* PROBLEM DETAILS
The listing below must be repeated word for word, with its images excluded.

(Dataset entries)
========================
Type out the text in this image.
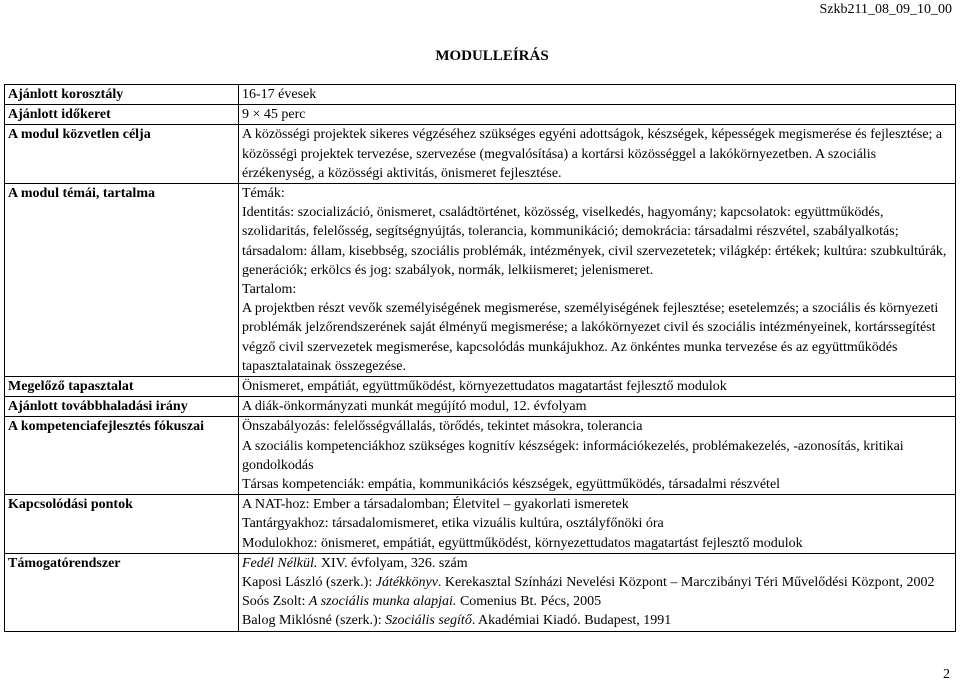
Szkb211_08_09_10_00
MODULLEÍRÁS
Ajánlott korosztály	16-17 évesek
Ajánlott időkeret	9 × 45 perc
A modul közvetlen célja	A közösségi projektek sikeres végzéséhez szükséges egyéni adottságok, készségek, képességek megismerése és fejlesztése; a közösségi projektek tervezése, szervezése (megvalósítása) a kortársi közösséggel a lakókörnyezetben. A szociális érzékenység, a közösségi aktivitás, önismeret fejlesztése.
A modul témái, tartalma	Témák:
Identitás: szocializáció, önismeret, családtörténet, közösség, viselkedés, hagyomány; kapcsolatok: együttműködés, szolidaritás, felelősség, segítségnyújtás, tolerancia, kommunikáció; demokrácia: társadalmi részvétel, szabályalkotás; társadalom: állam, kisebbség, szociális problémák, intézmények, civil szervezetetek; világkép: értékek; kultúra: szubkultúrák, generációk; erkölcs és jog: szabályok, normák, lelkiismeret; jelenismeret.
Tartalom:
A projektben részt vevők személyiségének megismerése, személyiségének fejlesztése; esetelemzés; a szociális és környezeti problémák jelzőrendszerének saját élményű megismerése; a lakókörnyezet civil és szociális intézményeinek, kortárssegítést végző civil szervezetek megismerése, kapcsolódás munkájukhoz. Az önkéntes munka tervezése és az együttműködés tapasztalatainak összegezése.

Megelőző tapasztalat	Önismeret, empátiát, együttműködést, környezettudatos magatartást fejlesztő modulok
Ajánlott továbbhaladási irány	A diák-önkormányzati munkát megújító modul, 12. évfolyam
A kompetenciafejlesztés fókuszai	Önszabályozás: felelősségvállalás, törődés, tekintet másokra, tolerancia
A szociális kompetenciákhoz szükséges kognitív készségek: információkezelés, problémakezelés, -azonosítás, kritikai gondolkodás
Társas kompetenciák: empátia, kommunikációs készségek, együttműködés, társadalmi részvétel

Kapcsolódási pontok	A NAT-hoz: Ember a társadalomban; Életvitel – gyakorlati ismeretek
Tantárgyakhoz: társadalomismeret, etika vizuális kultúra, osztályfőnöki óra
Modulokhoz: önismeret, empátiát, együttműködést, környezettudatos magatartást fejlesztő modulok

Támogatórendszer	Fedél Nélkül. XIV. évfolyam, 326. szám
Kaposi László (szerk.): Játékkönyv. Kerekasztal Színházi Nevelési Központ – Marczibányi Téri Művelődési Központ, 2002
Soós Zsolt: A szociális munka alapjai. Comenius Bt. Pécs, 2005
Balog Miklósné (szerk.): Szociális segítő. Akadémiai Kiadó. Budapest, 1991
2
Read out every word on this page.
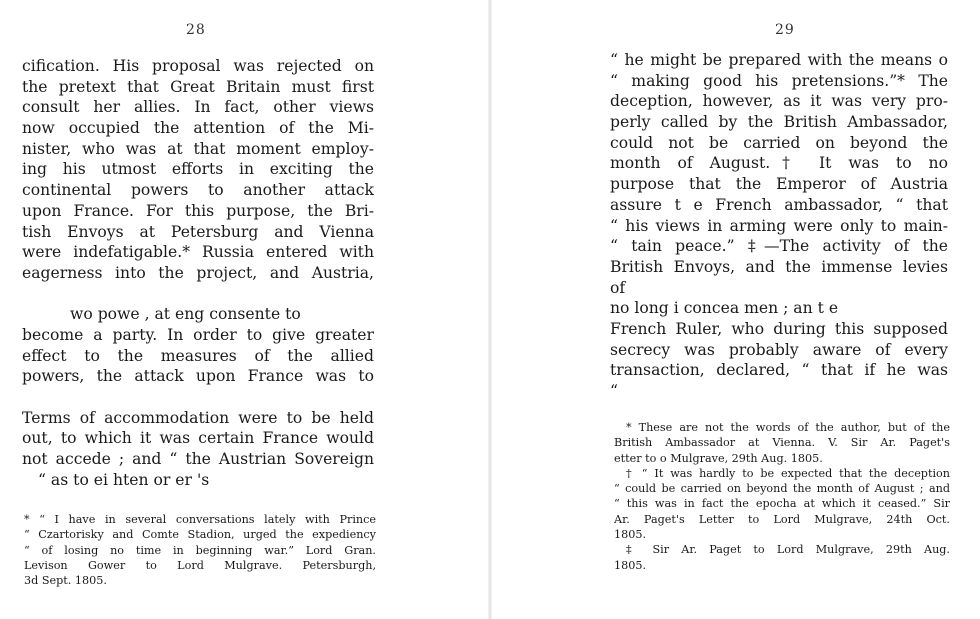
28
cification. His proposal was rejected on
the pretext that Great Britain must first
consult her allies. In fact, other views
now occupied the attention of the Mi-
nister, who was at that moment employ-
ing his utmost efforts in exciting the
continental powers to another attack
upon France. For this purpose, the Bri-
tish Envoys at Petersburg and Vienna
were indefatigable.* Russia entered with
eagerness into the project, and Austria,
wo powe , at eng consente to
become a party. In order to give greater
effect to the measures of the allied
powers, the attack upon France was to
Terms of accommodation were to be held
out, to which it was certain France would
not accede ; and “ the Austrian Sovereign
“ as to ei hten or er 's
* “ I have in several conversations lately with Prince
“ Czartorisky and Comte Stadion, urged the expediency
“ of losing no time in beginning war.” Lord Gran.
Levison Gower to Lord Mulgrave. Petersburgh,
3d Sept. 1805.
29
“ he might be prepared with the means o
“ making good his pretensions.”* The
deception, however, as it was very pro-
perly called by the British Ambassador,
could not be carried on beyond the
month of August.† It was to no
purpose that the Emperor of Austria
assure t e French ambassador, “ that
“ his views in arming were only to main-
“ tain peace.” ‡—The activity of the
British Envoys, and the immense levies
of
no long i concea men ; an t e
French Ruler, who during this supposed
secrecy was probably aware of every
transaction, declared, “ that if he was
“
* These are not the words of the author, but of the
British Ambassador at Vienna. V. Sir Ar. Paget's
etter to o Mulgrave, 29th Aug. 1805.
† “ It was hardly to be expected that the deception
“ could be carried on beyond the month of August ; and
“ this was in fact the epocha at which it ceased.” Sir
Ar. Paget's Letter to Lord Mulgrave, 24th Oct.
1805.
‡ Sir Ar. Paget to Lord Mulgrave, 29th Aug.
1805.
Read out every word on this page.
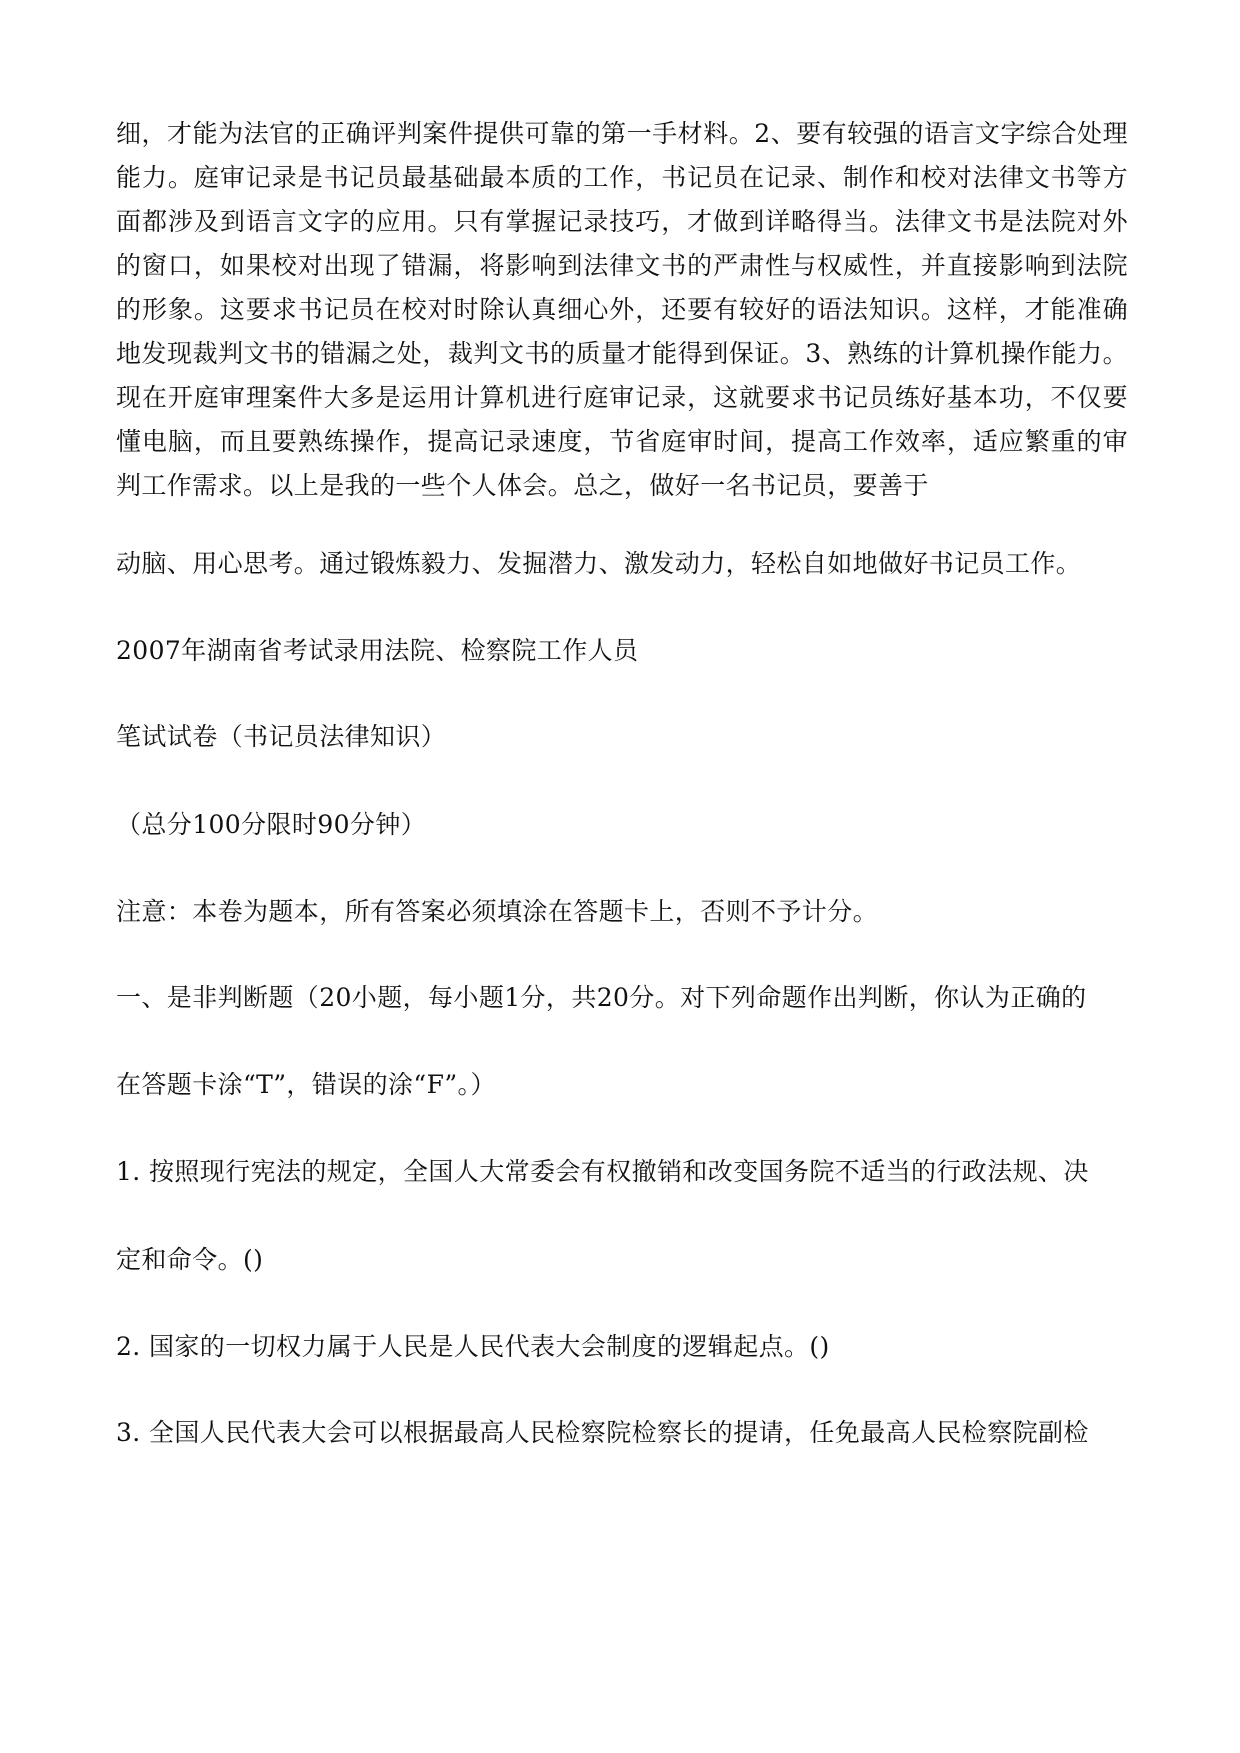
细，才能为法官的正确评判案件提供可靠的第一手材料。2、要有较强的语言文字综合处理能力。庭审记录是书记员最基础最本质的工作，书记员在记录、制作和校对法律文书等方面都涉及到语言文字的应用。只有掌握记录技巧，才做到详略得当。法律文书是法院对外的窗口，如果校对出现了错漏，将影响到法律文书的严肃性与权威性，并直接影响到法院的形象。这要求书记员在校对时除认真细心外，还要有较好的语法知识。这样，才能准确地发现裁判文书的错漏之处，裁判文书的质量才能得到保证。3、熟练的计算机操作能力。现在开庭审理案件大多是运用计算机进行庭审记录，这就要求书记员练好基本功，不仅要懂电脑，而且要熟练操作，提高记录速度，节省庭审时间，提高工作效率，适应繁重的审判工作需求。以上是我的一些个人体会。总之，做好一名书记员，要善于

动脑、用心思考。通过锻炼毅力、发掘潜力、激发动力，轻松自如地做好书记员工作。

2007年湖南省考试录用法院、检察院工作人员

笔试试卷（书记员法律知识）

（总分100分限时90分钟）

注意：本卷为题本，所有答案必须填涂在答题卡上，否则不予计分。

一、是非判断题（20小题，每小题1分，共20分。对下列命题作出判断，你认为正确的

在答题卡涂“T”，错误的涂“F”。）

1. 按照现行宪法的规定，全国人大常委会有权撤销和改变国务院不适当的行政法规、决

定和命令。()

2. 国家的一切权力属于人民是人民代表大会制度的逻辑起点。()

3. 全国人民代表大会可以根据最高人民检察院检察长的提请，任免最高人民检察院副检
========================
* TASK RESULT
Type out the text in this image.
Szkb211_08_09_10_00
MODULLEÍRÁS
Ajánlott korosztály	16-17 évesek
Ajánlott időkeret	9 × 45 perc
A modul közvetlen célja	A közösségi projektek sikeres végzéséhez szükséges egyéni adottságok, készségek, képességek megismerése és fejlesztése; a közösségi projektek tervezése, szervezése (megvalósítása) a kortársi közösséggel a lakókörnyezetben. A szociális érzékenység, a közösségi aktivitás, önismeret fejlesztése.
A modul témái, tartalma	Témák:
Identitás: szocializáció, önismeret, családtörténet, közösség, viselkedés, hagyomány; kapcsolatok: együttműködés, szolidaritás, felelősség, segítségnyújtás, tolerancia, kommunikáció; demokrácia: társadalmi részvétel, szabályalkotás; társadalom: állam, kisebbség, szociális problémák, intézmények, civil szervezetetek; világkép: értékek; kultúra: szubkultúrák, generációk; erkölcs és jog: szabályok, normák, lelkiismeret; jelenismeret.
Tartalom:
A projektben részt vevők személyiségének megismerése, személyiségének fejlesztése; esetelemzés; a szociális és környezeti problémák jelzőrendszerének saját élményű megismerése; a lakókörnyezet civil és szociális intézményeinek, kortárssegítést végző civil szervezetek megismerése, kapcsolódás munkájukhoz. Az önkéntes munka tervezése és az együttműködés tapasztalatainak összegezése.

Megelőző tapasztalat	Önismeret, empátiát, együttműködést, környezettudatos magatartást fejlesztő modulok
Ajánlott továbbhaladási irány	A diák-önkormányzati munkát megújító modul, 12. évfolyam
A kompetenciafejlesztés fókuszai	Önszabályozás: felelősségvállalás, törődés, tekintet másokra, tolerancia
A szociális kompetenciákhoz szükséges kognitív készségek: információkezelés, problémakezelés, -azonosítás, kritikai gondolkodás
Társas kompetenciák: empátia, kommunikációs készségek, együttműködés, társadalmi részvétel

Kapcsolódási pontok	A NAT-hoz: Ember a társadalomban; Életvitel – gyakorlati ismeretek
Tantárgyakhoz: társadalomismeret, etika vizuális kultúra, osztályfőnöki óra
Modulokhoz: önismeret, empátiát, együttműködést, környezettudatos magatartást fejlesztő modulok

Támogatórendszer	Fedél Nélkül. XIV. évfolyam, 326. szám
Kaposi László (szerk.): Játékkönyv. Kerekasztal Színházi Nevelési Központ – Marczibányi Téri Művelődési Központ, 2002
Soós Zsolt: A szociális munka alapjai. Comenius Bt. Pécs, 2005
Balog Miklósné (szerk.): Szociális segítő. Akadémiai Kiadó. Budapest, 1991
2
Read out every word on this page.
28
cification. His proposal was rejected on
the pretext that Great Britain must first
consult her allies. In fact, other views
now occupied the attention of the Mi-
nister, who was at that moment employ-
ing his utmost efforts in exciting the
continental powers to another attack
upon France. For this purpose, the Bri-
tish Envoys at Petersburg and Vienna
were indefatigable.* Russia entered with
eagerness into the project, and Austria,
wo powe , at eng consente to
become a party. In order to give greater
effect to the measures of the allied
powers, the attack upon France was to
Terms of accommodation were to be held
out, to which it was certain France would
not accede ; and “ the Austrian Sovereign
“ as to ei hten or er 's
* “ I have in several conversations lately with Prince
“ Czartorisky and Comte Stadion, urged the expediency
“ of losing no time in beginning war.” Lord Gran.
Levison Gower to Lord Mulgrave. Petersburgh,
3d Sept. 1805.
29
“ he might be prepared with the means o
“ making good his pretensions.”* The
deception, however, as it was very pro-
perly called by the British Ambassador,
could not be carried on beyond the
month of August.† It was to no
purpose that the Emperor of Austria
assure t e French ambassador, “ that
“ his views in arming were only to main-
“ tain peace.” ‡—The activity of the
British Envoys, and the immense levies
of
no long i concea men ; an t e
French Ruler, who during this supposed
secrecy was probably aware of every
transaction, declared, “ that if he was
“
* These are not the words of the author, but of the
British Ambassador at Vienna. V. Sir Ar. Paget's
etter to o Mulgrave, 29th Aug. 1805.
† “ It was hardly to be expected that the deception
“ could be carried on beyond the month of August ; and
“ this was in fact the epocha at which it ceased.” Sir
Ar. Paget's Letter to Lord Mulgrave, 24th Oct.
1805.
‡ Sir Ar. Paget to Lord Mulgrave, 29th Aug.
1805.
Read out every word on this page.
细，才能为法官的正确评判案件提供可靠的第一手材料。2、要有较强的语言文字综合处理能力。庭审记录是书记员最基础最本质的工作，书记员在记录、制作和校对法律文书等方面都涉及到语言文字的应用。只有掌握记录技巧，才做到详略得当。法律文书是法院对外的窗口，如果校对出现了错漏，将影响到法律文书的严肃性与权威性，并直接影响到法院的形象。这要求书记员在校对时除认真细心外，还要有较好的语法知识。这样，才能准确地发现裁判文书的错漏之处，裁判文书的质量才能得到保证。3、熟练的计算机操作能力。现在开庭审理案件大多是运用计算机进行庭审记录，这就要求书记员练好基本功，不仅要懂电脑，而且要熟练操作，提高记录速度，节省庭审时间，提高工作效率，适应繁重的审判工作需求。以上是我的一些个人体会。总之，做好一名书记员，要善于

动脑、用心思考。通过锻炼毅力、发掘潜力、激发动力，轻松自如地做好书记员工作。

2007年湖南省考试录用法院、检察院工作人员

笔试试卷（书记员法律知识）

（总分100分限时90分钟）

注意：本卷为题本，所有答案必须填涂在答题卡上，否则不予计分。

一、是非判断题（20小题，每小题1分，共20分。对下列命题作出判断，你认为正确的

在答题卡涂“T”，错误的涂“F”。）

1. 按照现行宪法的规定，全国人大常委会有权撤销和改变国务院不适当的行政法规、决

定和命令。()

2. 国家的一切权力属于人民是人民代表大会制度的逻辑起点。()

3. 全国人民代表大会可以根据最高人民检察院检察长的提请，任免最高人民检察院副检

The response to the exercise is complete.